**Task requirements**: Transcribe the listing below word for word.

○ ○ ○ ○ ○ ○ ○

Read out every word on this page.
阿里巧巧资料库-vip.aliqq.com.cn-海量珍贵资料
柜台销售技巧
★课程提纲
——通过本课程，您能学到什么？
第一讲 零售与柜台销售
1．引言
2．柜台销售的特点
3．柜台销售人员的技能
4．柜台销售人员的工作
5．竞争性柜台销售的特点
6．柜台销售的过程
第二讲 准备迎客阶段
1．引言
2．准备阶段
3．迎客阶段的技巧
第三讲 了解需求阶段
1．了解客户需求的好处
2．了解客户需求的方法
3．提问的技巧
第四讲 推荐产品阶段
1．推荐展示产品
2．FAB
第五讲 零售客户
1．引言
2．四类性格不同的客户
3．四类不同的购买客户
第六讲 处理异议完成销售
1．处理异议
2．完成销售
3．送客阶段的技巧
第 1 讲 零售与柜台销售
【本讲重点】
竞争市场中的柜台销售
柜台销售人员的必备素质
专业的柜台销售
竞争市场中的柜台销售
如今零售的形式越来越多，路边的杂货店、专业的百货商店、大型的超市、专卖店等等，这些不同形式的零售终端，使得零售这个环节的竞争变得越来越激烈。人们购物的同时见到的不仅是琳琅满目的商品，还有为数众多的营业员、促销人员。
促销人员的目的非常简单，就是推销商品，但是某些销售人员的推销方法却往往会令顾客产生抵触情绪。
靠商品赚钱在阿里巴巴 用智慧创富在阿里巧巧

○ ○ ○ ○ ○ ○ ○

**Finished exercise**:
Read out every word on this page.
阿里巧巧资料库-vip.aliqq.com.cn-海量珍贵资料
柜台销售技巧
★课程提纲
——通过本课程，您能学到什么？
第一讲 零售与柜台销售
1．引言
2．柜台销售的特点
3．柜台销售人员的技能
4．柜台销售人员的工作
5．竞争性柜台销售的特点
6．柜台销售的过程
第二讲 准备迎客阶段
1．引言
2．准备阶段
3．迎客阶段的技巧
第三讲 了解需求阶段
1．了解客户需求的好处
2．了解客户需求的方法
3．提问的技巧
第四讲 推荐产品阶段
1．推荐展示产品
2．FAB
第五讲 零售客户
1．引言
2．四类性格不同的客户
3．四类不同的购买客户
第六讲 处理异议完成销售
1．处理异议
2．完成销售
3．送客阶段的技巧
第 1 讲 零售与柜台销售
【本讲重点】
竞争市场中的柜台销售
柜台销售人员的必备素质
专业的柜台销售
竞争市场中的柜台销售
如今零售的形式越来越多，路边的杂货店、专业的百货商店、大型的超市、专卖店等等，这些不同形式的零售终端，使得零售这个环节的竞争变得越来越激烈。人们购物的同时见到的不仅是琳琅满目的商品，还有为数众多的营业员、促销人员。
促销人员的目的非常简单，就是推销商品，但是某些销售人员的推销方法却往往会令顾客产生抵触情绪。
靠商品赚钱在阿里巴巴 用智慧创富在阿里巧巧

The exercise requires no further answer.